■ **Your tasks**:
a) Answer these questions using the biography of Irakli Machkhaneli:
(i) How many appearances did he make for Georgia, according to the international career section?
(ii) Which team did he face in his debut on 3 February 2002?
(iii) What role with Georgia is listed for him from 2014 in the coaching career section?
b) Write the next part of the Irakli Machkhaneli biography, starting after its final sentence.

■ **Given passage**:
Irakli Machkhaneli
- Born: 18 July 1981 (age 44) Tbilisi, Georgia
- Height: 6 ft 1 in (1.85 m)
- Weight: 220 lb (100 kg)

Rugby union career
- Position: Wing

Senior career
- Years: Team / Apps / (Points)
- 2012-14: Armazi Tbilisi / ??
- 2011-12: Saint-Étienne / 12 / (35)
- 2010-11: Mâcon / 14 / (10)
- 2009-10: Saint-Étienne / 21 / (25)
- 2008-09: Agen / 8 / (5)
- 2007-08: Stade Montois / 15 / (15)
- 2005-07: Béziers / 21 / (0)
- 2001-05: Armazi Tbilisi

International career
- Years: Team / Apps / (Points)
- 2002-14: Georgia / 73 / (115)

Coaching career
- Years: Team
- 2014-: Georgia (Asst. Coach)

= Irakli Machkhaneli =

Georgia international rugby union player

Irakli Machkhaneli (born 18 June 1981) is a retired Georgian rugby union player who played as a wing.

He played in France for AS Béziers (2005/06-2006/07), Stade Montois (2007/08), SU Agen (2008/09), CA Saint-Étienne (2009/10), in the Pro D2, Mâcon (2010/11) and once again CA Saint-Étienne (2011/12-2012/13), in the Fédérale 1. He moved back to Georgia, where he played for RC Armazi Tbilisi, in Georgia Championship, since 2013/14. It was with Armazi Tbilisi that he started is rugby union career, where he was noticed by the Georgian coach and was selected for the 2001–02 European Nations Cup First Division. He made his debut on 3 February 2002 against the Netherlands.

■ **Data for analysis**:

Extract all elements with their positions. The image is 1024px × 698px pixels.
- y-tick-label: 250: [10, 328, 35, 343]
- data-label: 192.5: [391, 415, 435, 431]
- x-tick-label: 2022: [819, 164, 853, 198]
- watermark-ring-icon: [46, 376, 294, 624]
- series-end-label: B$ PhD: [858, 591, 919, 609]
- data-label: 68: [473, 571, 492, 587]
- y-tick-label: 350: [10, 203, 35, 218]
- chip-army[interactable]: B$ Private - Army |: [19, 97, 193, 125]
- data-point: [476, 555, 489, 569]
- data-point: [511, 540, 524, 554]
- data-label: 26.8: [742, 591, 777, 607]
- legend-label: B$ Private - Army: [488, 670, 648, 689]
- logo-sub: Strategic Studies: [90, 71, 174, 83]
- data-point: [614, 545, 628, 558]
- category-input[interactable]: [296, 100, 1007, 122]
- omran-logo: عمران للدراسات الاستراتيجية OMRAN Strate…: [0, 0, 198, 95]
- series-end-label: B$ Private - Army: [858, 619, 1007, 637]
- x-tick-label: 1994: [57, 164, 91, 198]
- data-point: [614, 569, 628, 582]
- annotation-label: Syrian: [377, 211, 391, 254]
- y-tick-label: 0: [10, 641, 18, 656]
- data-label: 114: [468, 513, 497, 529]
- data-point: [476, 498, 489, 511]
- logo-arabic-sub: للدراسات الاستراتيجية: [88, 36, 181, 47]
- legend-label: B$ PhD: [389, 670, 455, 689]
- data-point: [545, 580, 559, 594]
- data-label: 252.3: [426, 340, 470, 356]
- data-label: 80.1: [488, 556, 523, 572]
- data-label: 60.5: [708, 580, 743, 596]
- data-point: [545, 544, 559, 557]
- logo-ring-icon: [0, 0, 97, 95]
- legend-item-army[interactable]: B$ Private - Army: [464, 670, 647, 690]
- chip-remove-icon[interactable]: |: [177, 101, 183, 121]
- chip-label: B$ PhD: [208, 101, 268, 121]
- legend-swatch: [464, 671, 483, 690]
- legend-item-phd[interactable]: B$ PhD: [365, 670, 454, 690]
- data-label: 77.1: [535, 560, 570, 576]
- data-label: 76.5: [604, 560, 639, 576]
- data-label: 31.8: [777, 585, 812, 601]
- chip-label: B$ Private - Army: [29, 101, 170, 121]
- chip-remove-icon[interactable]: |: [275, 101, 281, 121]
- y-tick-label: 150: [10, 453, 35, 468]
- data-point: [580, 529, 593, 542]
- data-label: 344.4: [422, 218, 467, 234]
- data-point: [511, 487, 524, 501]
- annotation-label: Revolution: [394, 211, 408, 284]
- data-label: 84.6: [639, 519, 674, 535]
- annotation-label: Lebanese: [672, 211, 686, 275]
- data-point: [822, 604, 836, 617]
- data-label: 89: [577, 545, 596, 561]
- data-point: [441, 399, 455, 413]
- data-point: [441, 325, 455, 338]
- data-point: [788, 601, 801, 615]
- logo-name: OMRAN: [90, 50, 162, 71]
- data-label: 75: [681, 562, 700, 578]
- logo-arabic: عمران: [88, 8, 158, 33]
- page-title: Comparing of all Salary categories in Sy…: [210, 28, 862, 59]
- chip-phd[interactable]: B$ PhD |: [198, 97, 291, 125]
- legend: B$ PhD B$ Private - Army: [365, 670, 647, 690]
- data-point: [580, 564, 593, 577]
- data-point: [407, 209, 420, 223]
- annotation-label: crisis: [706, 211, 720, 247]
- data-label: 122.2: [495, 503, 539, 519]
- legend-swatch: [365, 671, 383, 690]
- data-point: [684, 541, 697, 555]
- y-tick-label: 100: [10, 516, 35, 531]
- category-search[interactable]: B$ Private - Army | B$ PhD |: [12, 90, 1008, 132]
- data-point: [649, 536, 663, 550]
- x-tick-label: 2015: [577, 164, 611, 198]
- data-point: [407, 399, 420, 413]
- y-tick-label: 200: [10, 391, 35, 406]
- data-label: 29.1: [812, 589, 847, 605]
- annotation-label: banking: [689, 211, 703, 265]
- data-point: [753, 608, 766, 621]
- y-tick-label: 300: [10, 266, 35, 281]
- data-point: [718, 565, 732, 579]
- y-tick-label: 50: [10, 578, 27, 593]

■ **Responses to the tasks**:
a)
(i) 73
(ii) The Netherlands
(iii) Assistant coach

b)
He has 73 caps for Georgia since 2002, with 23 tries scored, 115 points on aggregate. He is one of the two top tries scorers for the "Lelos". He was called for the 2003 Rugby World Cup, where he played in all the four games, the 2007 Rugby World Cup, playing in three games and scoring a try, and the 2011 Rugby World Cup, playing in two games. He is the current captain for the "Lelos".

In 2014 he retired, with his last cap coming against Tonga on 8 November 2014. Since then he has been assistant coach for the team, specializing with the backs.